TASK GOAL
Transcribe the records below exactly, leaving out any pictures.

start RECORDS TO PROCESS

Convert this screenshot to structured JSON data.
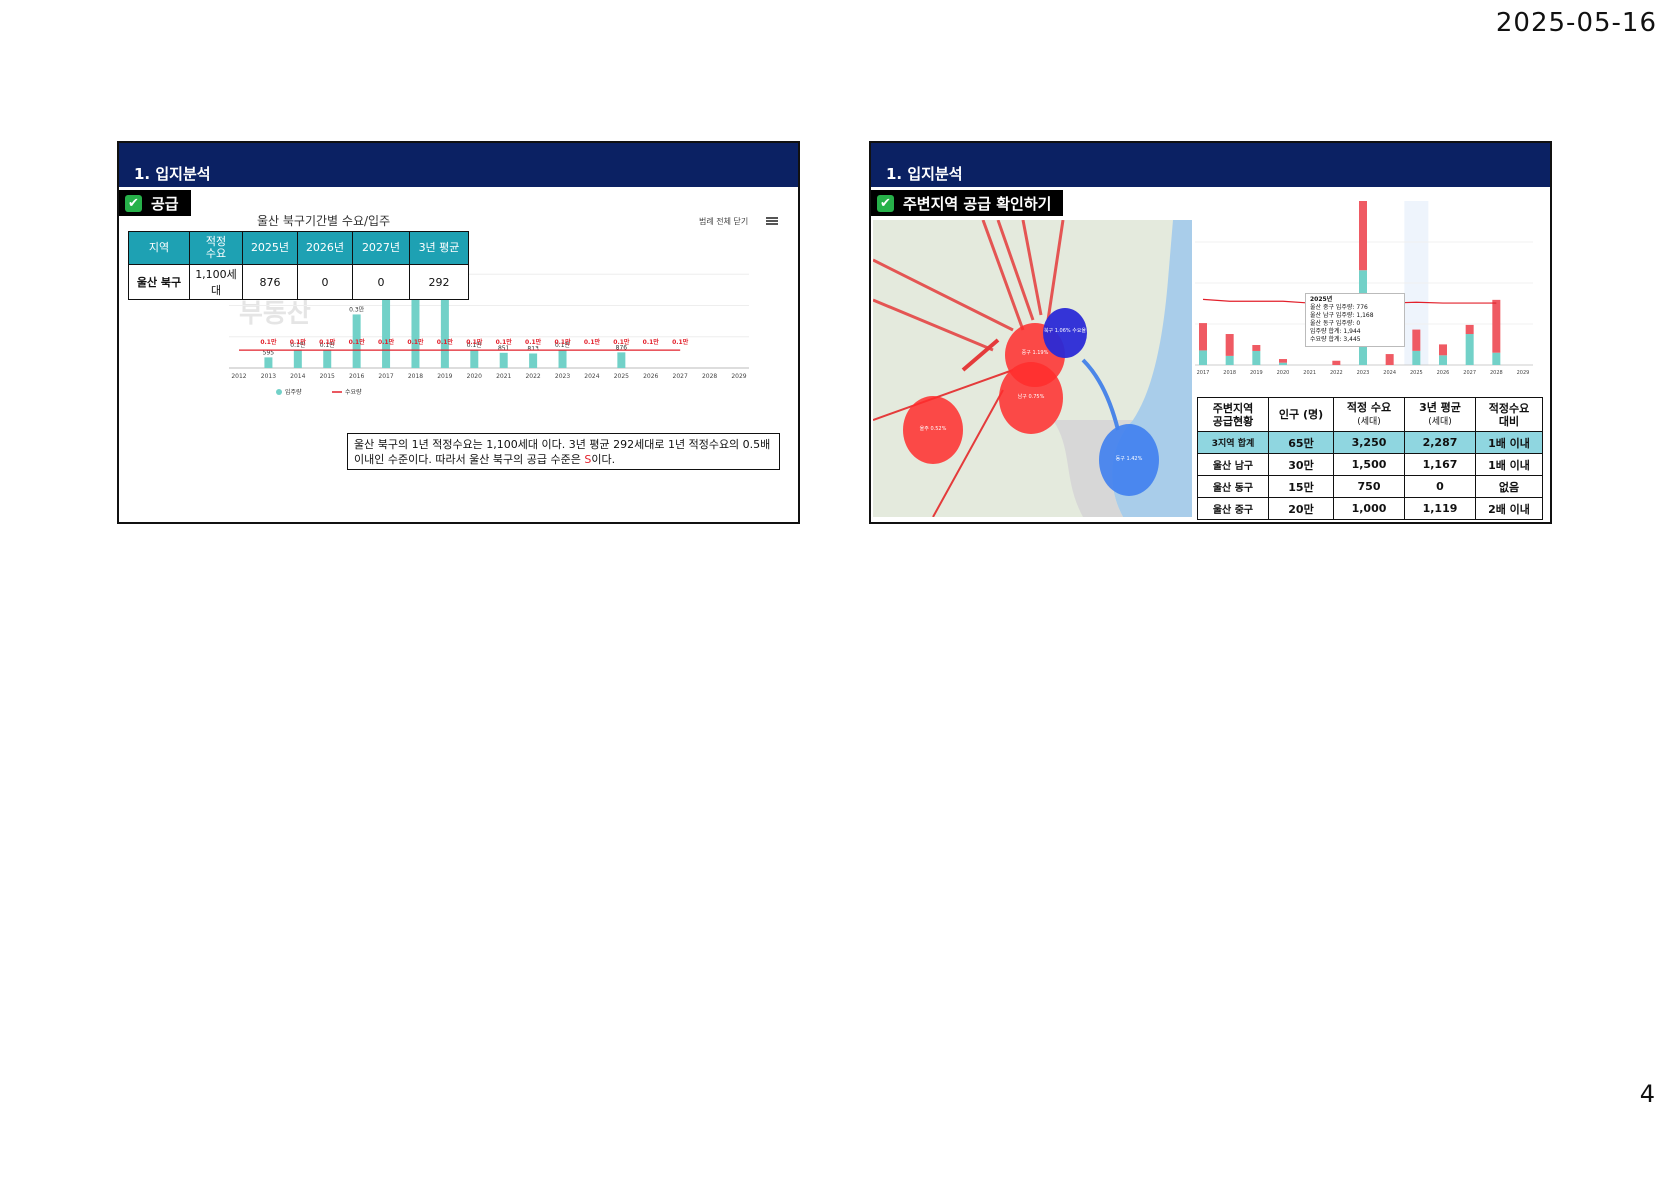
{
  "page": {
    "date": "2025-05-16",
    "number": "4"
  },
  "slide1": {
    "header": "1. 입지분석",
    "section": "공급",
    "chart_title": "울산 북구기간별 수요/입주",
    "legend_close": "범례 전체 닫기",
    "watermark": "부동산",
    "table": {
      "headers": [
        "지역",
        "적정\n수요",
        "2025년",
        "2026년",
        "2027년",
        "3년 평균"
      ],
      "row": [
        "울산 북구",
        "1,100세대",
        "876",
        "0",
        "0",
        "292"
      ]
    },
    "caption_part1": "울산 북구의 1년 적정수요는 1,100세대 이다. 3년 평균 292세대로 1년 적정수요의 0.5배 이내인 수준이다. 따라서 울산 북구의 공급 수준은 ",
    "caption_highlight": "S",
    "caption_part2": "이다."
  },
  "slide2": {
    "header": "1. 입지분석",
    "section": "주변지역 공급 확인하기",
    "tooltip": [
      "2025년",
      "울산 중구 입주량: 776",
      "울산 남구 입주량: 1,168",
      "울산 동구 입주량: 0",
      "입주량 합계: 1,944",
      "수요량 합계: 3,445"
    ],
    "table": {
      "headers": [
        {
          "main": "주변지역\n공급현황",
          "sub": ""
        },
        {
          "main": "인구 (명)",
          "sub": ""
        },
        {
          "main": "적정 수요",
          "sub": "(세대)"
        },
        {
          "main": "3년 평균",
          "sub": "(세대)"
        },
        {
          "main": "적정수요\n대비",
          "sub": ""
        }
      ],
      "rows": [
        [
          "3지역 합계",
          "65만",
          "3,250",
          "2,287",
          "1배 이내"
        ],
        [
          "울산 남구",
          "30만",
          "1,500",
          "1,167",
          "1배 이내"
        ],
        [
          "울산 동구",
          "15만",
          "750",
          "0",
          "없음"
        ],
        [
          "울산 중구",
          "20만",
          "1,000",
          "1,119",
          "2배 이내"
        ]
      ]
    },
    "map_labels": {
      "north": "북구\n1.06%\n수요율",
      "jung": "중구\n1.19%",
      "nam": "남구\n0.75%",
      "ulju": "울주\n0.52%",
      "dong": "동구\n1.42%"
    }
  },
  "chart_data": [
    {
      "type": "bar",
      "title": "울산 북구기간별 수요/입주",
      "categories": [
        "2012",
        "2013",
        "2014",
        "2015",
        "2016",
        "2017",
        "2018",
        "2019",
        "2020",
        "2021",
        "2022",
        "2023",
        "2024",
        "2025",
        "2026",
        "2027",
        "2028",
        "2029"
      ],
      "series": [
        {
          "name": "입주량",
          "color": "#72d1c8",
          "values": [
            0,
            595,
            1000,
            1000,
            3000,
            4000,
            4000,
            6000,
            1000,
            851,
            813,
            1000,
            0,
            876,
            0,
            0,
            0,
            0
          ]
        },
        {
          "name": "수요량",
          "color": "#e2202b",
          "type": "line",
          "values": [
            1000,
            1000,
            1000,
            1000,
            1000,
            1000,
            1000,
            1000,
            1000,
            1000,
            1000,
            1000,
            1000,
            1000,
            1000,
            1000,
            null,
            null
          ]
        }
      ],
      "bar_labels": [
        "",
        "595",
        "0.1만",
        "0.1만",
        "0.3만",
        "0.4만",
        "0.4만",
        "0.6만",
        "0.1만",
        "851",
        "813",
        "0.1만",
        "",
        "876",
        "",
        "",
        "",
        ""
      ],
      "line_labels": [
        "",
        "0.1만",
        "0.1만",
        "0.1만",
        "0.1만",
        "0.1만",
        "0.1만",
        "0.1만",
        "0.1만",
        "0.1만",
        "0.1만",
        "0.1만",
        "0.1만",
        "0.1만",
        "0.1만",
        "0.1만",
        "",
        ""
      ],
      "legend": "bottom-left",
      "ylim": [
        0,
        7000
      ]
    },
    {
      "type": "bar",
      "categories": [
        "2017",
        "2018",
        "2019",
        "2020",
        "2021",
        "2022",
        "2023",
        "2024",
        "2025",
        "2026",
        "2027",
        "2028",
        "2029"
      ],
      "series": [
        {
          "name": "울산 중구",
          "color": "#72d1c8",
          "values": [
            800,
            500,
            771,
            127,
            0,
            0,
            5200,
            0,
            776,
            531,
            1700,
            675,
            0
          ]
        },
        {
          "name": "울산 남구",
          "color": "#ef5a63",
          "values": [
            1500,
            1200,
            326,
            200,
            0,
            233,
            3800,
            600,
            1168,
            600,
            500,
            2900,
            0
          ]
        },
        {
          "name": "울산 동구",
          "color": "#5a8de8",
          "values": [
            0,
            0,
            0,
            0,
            0,
            0,
            0,
            0,
            0,
            0,
            0,
            0,
            0
          ]
        },
        {
          "name": "수요량",
          "color": "#e2202b",
          "type": "line",
          "values": [
            3600,
            3500,
            3500,
            3500,
            3400,
            3400,
            3400,
            3400,
            3445,
            3400,
            3400,
            3400,
            null
          ]
        }
      ],
      "ylim": [
        0,
        9000
      ]
    }
  ]
}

end RECORDS TO PROCESS

REPLY TO THE TASK
Convert this screenshot to structured JSON data.
{
  "page": {
    "date": "2025-05-16",
    "number": "4"
  },
  "slide1": {
    "header": "1. 입지분석",
    "section": "공급",
    "chart_title": "울산 북구기간별 수요/입주",
    "legend_close": "범례 전체 닫기",
    "watermark": "부동산",
    "table": {
      "headers": [
        "지역",
        "적정\n수요",
        "2025년",
        "2026년",
        "2027년",
        "3년 평균"
      ],
      "row": [
        "울산 북구",
        "1,100세대",
        "876",
        "0",
        "0",
        "292"
      ]
    },
    "caption_part1": "울산 북구의 1년 적정수요는 1,100세대 이다. 3년 평균 292세대로 1년 적정수요의 0.5배 이내인 수준이다. 따라서 울산 북구의 공급 수준은 ",
    "caption_highlight": "S",
    "caption_part2": "이다."
  },
  "slide2": {
    "header": "1. 입지분석",
    "section": "주변지역 공급 확인하기",
    "tooltip": [
      "2025년",
      "울산 중구 입주량: 776",
      "울산 남구 입주량: 1,168",
      "울산 동구 입주량: 0",
      "입주량 합계: 1,944",
      "수요량 합계: 3,445"
    ],
    "table": {
      "headers": [
        {
          "main": "주변지역\n공급현황",
          "sub": ""
        },
        {
          "main": "인구 (명)",
          "sub": ""
        },
        {
          "main": "적정 수요",
          "sub": "(세대)"
        },
        {
          "main": "3년 평균",
          "sub": "(세대)"
        },
        {
          "main": "적정수요\n대비",
          "sub": ""
        }
      ],
      "rows": [
        [
          "3지역 합계",
          "65만",
          "3,250",
          "2,287",
          "1배 이내"
        ],
        [
          "울산 남구",
          "30만",
          "1,500",
          "1,167",
          "1배 이내"
        ],
        [
          "울산 동구",
          "15만",
          "750",
          "0",
          "없음"
        ],
        [
          "울산 중구",
          "20만",
          "1,000",
          "1,119",
          "2배 이내"
        ]
      ]
    },
    "map_labels": {
      "north": "북구\n1.06%\n수요율",
      "jung": "중구\n1.19%",
      "nam": "남구\n0.75%",
      "ulju": "울주\n0.52%",
      "dong": "동구\n1.42%"
    }
  },
  "chart_data": [
    {
      "type": "bar",
      "title": "울산 북구기간별 수요/입주",
      "categories": [
        "2012",
        "2013",
        "2014",
        "2015",
        "2016",
        "2017",
        "2018",
        "2019",
        "2020",
        "2021",
        "2022",
        "2023",
        "2024",
        "2025",
        "2026",
        "2027",
        "2028",
        "2029"
      ],
      "series": [
        {
          "name": "입주량",
          "color": "#72d1c8",
          "values": [
            0,
            595,
            1000,
            1000,
            3000,
            4000,
            4000,
            6000,
            1000,
            851,
            813,
            1000,
            0,
            876,
            0,
            0,
            0,
            0
          ]
        },
        {
          "name": "수요량",
          "color": "#e2202b",
          "type": "line",
          "values": [
            1000,
            1000,
            1000,
            1000,
            1000,
            1000,
            1000,
            1000,
            1000,
            1000,
            1000,
            1000,
            1000,
            1000,
            1000,
            1000,
            null,
            null
          ]
        }
      ],
      "bar_labels": [
        "",
        "595",
        "0.1만",
        "0.1만",
        "0.3만",
        "0.4만",
        "0.4만",
        "0.6만",
        "0.1만",
        "851",
        "813",
        "0.1만",
        "",
        "876",
        "",
        "",
        "",
        ""
      ],
      "line_labels": [
        "",
        "0.1만",
        "0.1만",
        "0.1만",
        "0.1만",
        "0.1만",
        "0.1만",
        "0.1만",
        "0.1만",
        "0.1만",
        "0.1만",
        "0.1만",
        "0.1만",
        "0.1만",
        "0.1만",
        "0.1만",
        "",
        ""
      ],
      "legend": "bottom-left",
      "ylim": [
        0,
        7000
      ]
    },
    {
      "type": "bar",
      "categories": [
        "2017",
        "2018",
        "2019",
        "2020",
        "2021",
        "2022",
        "2023",
        "2024",
        "2025",
        "2026",
        "2027",
        "2028",
        "2029"
      ],
      "series": [
        {
          "name": "울산 중구",
          "color": "#72d1c8",
          "values": [
            800,
            500,
            771,
            127,
            0,
            0,
            5200,
            0,
            776,
            531,
            1700,
            675,
            0
          ]
        },
        {
          "name": "울산 남구",
          "color": "#ef5a63",
          "values": [
            1500,
            1200,
            326,
            200,
            0,
            233,
            3800,
            600,
            1168,
            600,
            500,
            2900,
            0
          ]
        },
        {
          "name": "울산 동구",
          "color": "#5a8de8",
          "values": [
            0,
            0,
            0,
            0,
            0,
            0,
            0,
            0,
            0,
            0,
            0,
            0,
            0
          ]
        },
        {
          "name": "수요량",
          "color": "#e2202b",
          "type": "line",
          "values": [
            3600,
            3500,
            3500,
            3500,
            3400,
            3400,
            3400,
            3400,
            3445,
            3400,
            3400,
            3400,
            null
          ]
        }
      ],
      "ylim": [
        0,
        9000
      ]
    }
  ]
}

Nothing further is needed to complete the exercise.